The data must be written out once more, precisely as given.

PROVIDED INFORMATION ->
****************************************

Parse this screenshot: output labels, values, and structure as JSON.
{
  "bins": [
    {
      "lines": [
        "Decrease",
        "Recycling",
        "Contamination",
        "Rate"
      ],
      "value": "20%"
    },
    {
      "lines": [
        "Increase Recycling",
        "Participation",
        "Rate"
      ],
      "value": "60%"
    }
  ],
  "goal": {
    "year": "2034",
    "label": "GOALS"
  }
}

****************************************

THE RESPONSE ->
Parse this screenshot: output labels, values, and structure as JSON.
{
  "bins": [
    {
      "lines": [
        "Decrease",
        "Recycling",
        "Contamination",
        "Rate"
      ],
      "value": "20%"
    },
    {
      "lines": [
        "Increase Recycling",
        "Participation",
        "Rate"
      ],
      "value": "60%"
    }
  ],
  "goal": {
    "year": "2034",
    "label": "GOALS"
  }
}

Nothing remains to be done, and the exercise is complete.